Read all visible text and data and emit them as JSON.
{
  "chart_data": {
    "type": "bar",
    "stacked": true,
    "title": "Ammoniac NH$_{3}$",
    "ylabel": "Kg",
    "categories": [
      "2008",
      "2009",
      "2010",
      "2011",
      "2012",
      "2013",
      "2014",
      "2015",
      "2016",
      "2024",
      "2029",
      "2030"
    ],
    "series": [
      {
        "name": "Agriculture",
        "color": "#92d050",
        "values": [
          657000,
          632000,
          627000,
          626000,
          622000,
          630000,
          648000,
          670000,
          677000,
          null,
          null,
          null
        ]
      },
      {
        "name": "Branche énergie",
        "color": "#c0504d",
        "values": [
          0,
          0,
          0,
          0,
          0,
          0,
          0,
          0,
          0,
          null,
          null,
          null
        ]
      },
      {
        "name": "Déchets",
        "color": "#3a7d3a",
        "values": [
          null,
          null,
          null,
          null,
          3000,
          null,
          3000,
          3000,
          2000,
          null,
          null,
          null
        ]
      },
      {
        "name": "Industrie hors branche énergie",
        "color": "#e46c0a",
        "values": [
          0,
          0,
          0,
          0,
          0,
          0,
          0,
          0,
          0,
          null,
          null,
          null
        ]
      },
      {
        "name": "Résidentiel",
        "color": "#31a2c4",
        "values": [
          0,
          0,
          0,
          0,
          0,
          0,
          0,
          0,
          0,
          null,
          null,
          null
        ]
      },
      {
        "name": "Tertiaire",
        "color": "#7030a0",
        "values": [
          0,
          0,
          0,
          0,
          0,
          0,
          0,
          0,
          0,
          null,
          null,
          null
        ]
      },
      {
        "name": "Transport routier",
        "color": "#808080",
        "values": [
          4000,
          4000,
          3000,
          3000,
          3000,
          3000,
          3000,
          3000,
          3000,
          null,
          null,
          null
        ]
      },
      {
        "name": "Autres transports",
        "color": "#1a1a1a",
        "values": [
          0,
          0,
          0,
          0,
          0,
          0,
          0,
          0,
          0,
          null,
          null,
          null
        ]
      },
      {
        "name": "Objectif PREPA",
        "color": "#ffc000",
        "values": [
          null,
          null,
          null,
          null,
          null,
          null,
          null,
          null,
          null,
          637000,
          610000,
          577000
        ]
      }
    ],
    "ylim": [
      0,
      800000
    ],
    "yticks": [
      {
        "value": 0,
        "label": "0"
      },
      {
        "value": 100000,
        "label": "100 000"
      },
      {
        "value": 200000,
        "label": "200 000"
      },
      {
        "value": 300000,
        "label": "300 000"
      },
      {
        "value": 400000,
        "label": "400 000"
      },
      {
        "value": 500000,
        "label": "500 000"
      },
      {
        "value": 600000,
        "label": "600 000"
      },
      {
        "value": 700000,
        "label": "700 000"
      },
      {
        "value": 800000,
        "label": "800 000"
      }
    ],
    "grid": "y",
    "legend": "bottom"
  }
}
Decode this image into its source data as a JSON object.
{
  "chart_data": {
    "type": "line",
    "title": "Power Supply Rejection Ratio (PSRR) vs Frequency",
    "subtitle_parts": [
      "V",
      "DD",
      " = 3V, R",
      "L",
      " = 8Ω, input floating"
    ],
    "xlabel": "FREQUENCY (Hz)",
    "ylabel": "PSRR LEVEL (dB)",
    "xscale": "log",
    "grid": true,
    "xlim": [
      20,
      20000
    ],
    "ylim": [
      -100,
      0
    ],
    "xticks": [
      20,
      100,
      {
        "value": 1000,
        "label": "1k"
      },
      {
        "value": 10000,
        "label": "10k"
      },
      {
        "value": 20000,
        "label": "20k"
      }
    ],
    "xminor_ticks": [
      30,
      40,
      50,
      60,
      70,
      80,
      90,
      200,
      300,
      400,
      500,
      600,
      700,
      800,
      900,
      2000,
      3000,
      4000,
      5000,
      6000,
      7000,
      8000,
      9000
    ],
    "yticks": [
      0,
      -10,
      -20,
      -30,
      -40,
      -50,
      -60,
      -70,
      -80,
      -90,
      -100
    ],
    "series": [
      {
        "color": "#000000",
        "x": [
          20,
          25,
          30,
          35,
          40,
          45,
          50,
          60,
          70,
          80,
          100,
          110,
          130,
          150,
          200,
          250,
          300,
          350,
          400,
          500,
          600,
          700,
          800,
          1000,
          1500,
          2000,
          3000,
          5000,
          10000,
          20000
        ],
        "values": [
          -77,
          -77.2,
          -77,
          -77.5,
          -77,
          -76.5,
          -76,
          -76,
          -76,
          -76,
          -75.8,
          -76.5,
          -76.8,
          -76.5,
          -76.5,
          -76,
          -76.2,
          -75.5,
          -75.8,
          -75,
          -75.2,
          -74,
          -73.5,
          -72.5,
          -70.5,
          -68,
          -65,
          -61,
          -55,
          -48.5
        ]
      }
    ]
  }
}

Challenge:
Collect every line above that contains the word "JSON".

Response below:
Read all visible text and data and emit them as JSON.
Decode this image into its source data as a JSON object.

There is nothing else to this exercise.